***** Material *****
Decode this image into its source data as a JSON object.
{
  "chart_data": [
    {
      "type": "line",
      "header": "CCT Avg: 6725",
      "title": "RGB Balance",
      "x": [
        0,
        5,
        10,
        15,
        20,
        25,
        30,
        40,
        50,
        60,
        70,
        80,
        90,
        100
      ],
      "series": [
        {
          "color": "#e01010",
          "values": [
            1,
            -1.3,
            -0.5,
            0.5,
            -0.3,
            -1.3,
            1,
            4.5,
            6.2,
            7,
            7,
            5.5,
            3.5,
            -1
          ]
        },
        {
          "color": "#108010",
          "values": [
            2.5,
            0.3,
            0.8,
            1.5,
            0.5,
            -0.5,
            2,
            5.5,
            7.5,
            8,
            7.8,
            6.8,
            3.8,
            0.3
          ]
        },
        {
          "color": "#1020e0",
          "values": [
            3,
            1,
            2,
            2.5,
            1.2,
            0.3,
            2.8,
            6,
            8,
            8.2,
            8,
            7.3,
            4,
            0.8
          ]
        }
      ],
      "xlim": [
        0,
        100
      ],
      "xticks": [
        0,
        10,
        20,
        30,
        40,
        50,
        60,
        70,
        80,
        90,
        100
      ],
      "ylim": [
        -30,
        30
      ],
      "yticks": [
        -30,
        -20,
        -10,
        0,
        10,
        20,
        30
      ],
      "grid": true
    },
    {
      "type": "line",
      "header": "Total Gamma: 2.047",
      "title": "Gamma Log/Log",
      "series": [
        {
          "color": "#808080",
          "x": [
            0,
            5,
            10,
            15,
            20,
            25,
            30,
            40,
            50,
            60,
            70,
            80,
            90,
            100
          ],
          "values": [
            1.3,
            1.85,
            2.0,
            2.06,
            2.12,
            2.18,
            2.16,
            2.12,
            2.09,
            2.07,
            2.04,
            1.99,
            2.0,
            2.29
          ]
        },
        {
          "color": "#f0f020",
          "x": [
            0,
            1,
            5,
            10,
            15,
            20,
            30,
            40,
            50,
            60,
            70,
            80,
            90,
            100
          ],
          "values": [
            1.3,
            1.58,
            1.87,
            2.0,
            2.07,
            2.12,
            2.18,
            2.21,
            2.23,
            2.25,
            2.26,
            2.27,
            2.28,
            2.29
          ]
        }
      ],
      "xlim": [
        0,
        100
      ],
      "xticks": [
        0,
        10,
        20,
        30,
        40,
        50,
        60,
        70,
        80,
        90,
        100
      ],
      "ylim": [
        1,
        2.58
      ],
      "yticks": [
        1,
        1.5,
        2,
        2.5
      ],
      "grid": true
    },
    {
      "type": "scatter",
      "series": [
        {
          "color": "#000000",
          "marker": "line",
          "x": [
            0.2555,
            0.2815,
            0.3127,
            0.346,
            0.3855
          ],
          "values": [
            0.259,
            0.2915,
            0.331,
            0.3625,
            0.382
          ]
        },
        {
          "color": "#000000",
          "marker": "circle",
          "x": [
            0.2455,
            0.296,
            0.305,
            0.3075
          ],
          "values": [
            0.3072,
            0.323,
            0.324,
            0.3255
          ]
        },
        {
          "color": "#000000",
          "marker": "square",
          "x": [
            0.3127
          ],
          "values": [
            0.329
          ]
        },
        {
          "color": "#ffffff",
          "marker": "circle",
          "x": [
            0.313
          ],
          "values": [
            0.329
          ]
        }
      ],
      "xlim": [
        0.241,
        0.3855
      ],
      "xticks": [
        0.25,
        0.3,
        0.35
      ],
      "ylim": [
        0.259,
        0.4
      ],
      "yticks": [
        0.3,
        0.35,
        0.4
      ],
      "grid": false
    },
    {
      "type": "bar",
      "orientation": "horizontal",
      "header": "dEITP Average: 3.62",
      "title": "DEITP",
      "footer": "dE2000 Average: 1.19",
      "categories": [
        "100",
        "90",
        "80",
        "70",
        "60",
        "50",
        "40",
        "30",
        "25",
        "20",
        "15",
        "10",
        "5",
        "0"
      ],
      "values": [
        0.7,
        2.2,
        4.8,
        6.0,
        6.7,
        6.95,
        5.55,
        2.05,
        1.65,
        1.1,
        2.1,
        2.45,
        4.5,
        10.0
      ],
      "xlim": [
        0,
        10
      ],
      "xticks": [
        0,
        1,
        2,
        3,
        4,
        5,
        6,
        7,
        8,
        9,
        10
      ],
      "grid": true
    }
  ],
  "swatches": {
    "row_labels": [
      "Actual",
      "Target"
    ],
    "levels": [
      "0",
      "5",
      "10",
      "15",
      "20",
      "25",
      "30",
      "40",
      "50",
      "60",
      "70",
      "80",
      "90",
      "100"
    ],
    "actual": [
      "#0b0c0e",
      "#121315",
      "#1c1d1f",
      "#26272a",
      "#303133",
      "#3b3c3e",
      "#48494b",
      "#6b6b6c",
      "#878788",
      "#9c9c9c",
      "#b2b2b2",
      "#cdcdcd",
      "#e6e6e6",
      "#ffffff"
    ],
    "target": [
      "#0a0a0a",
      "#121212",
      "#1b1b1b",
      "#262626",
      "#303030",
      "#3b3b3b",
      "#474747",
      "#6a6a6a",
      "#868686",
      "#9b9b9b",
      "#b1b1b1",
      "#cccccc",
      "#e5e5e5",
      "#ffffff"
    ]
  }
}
*****
Problem description:
Which lines of the material contain the string "title"? List each of them.

Solution:
      "title": "RGB Balance",
      "title": "Gamma Log/Log",
      "title": "DEITP",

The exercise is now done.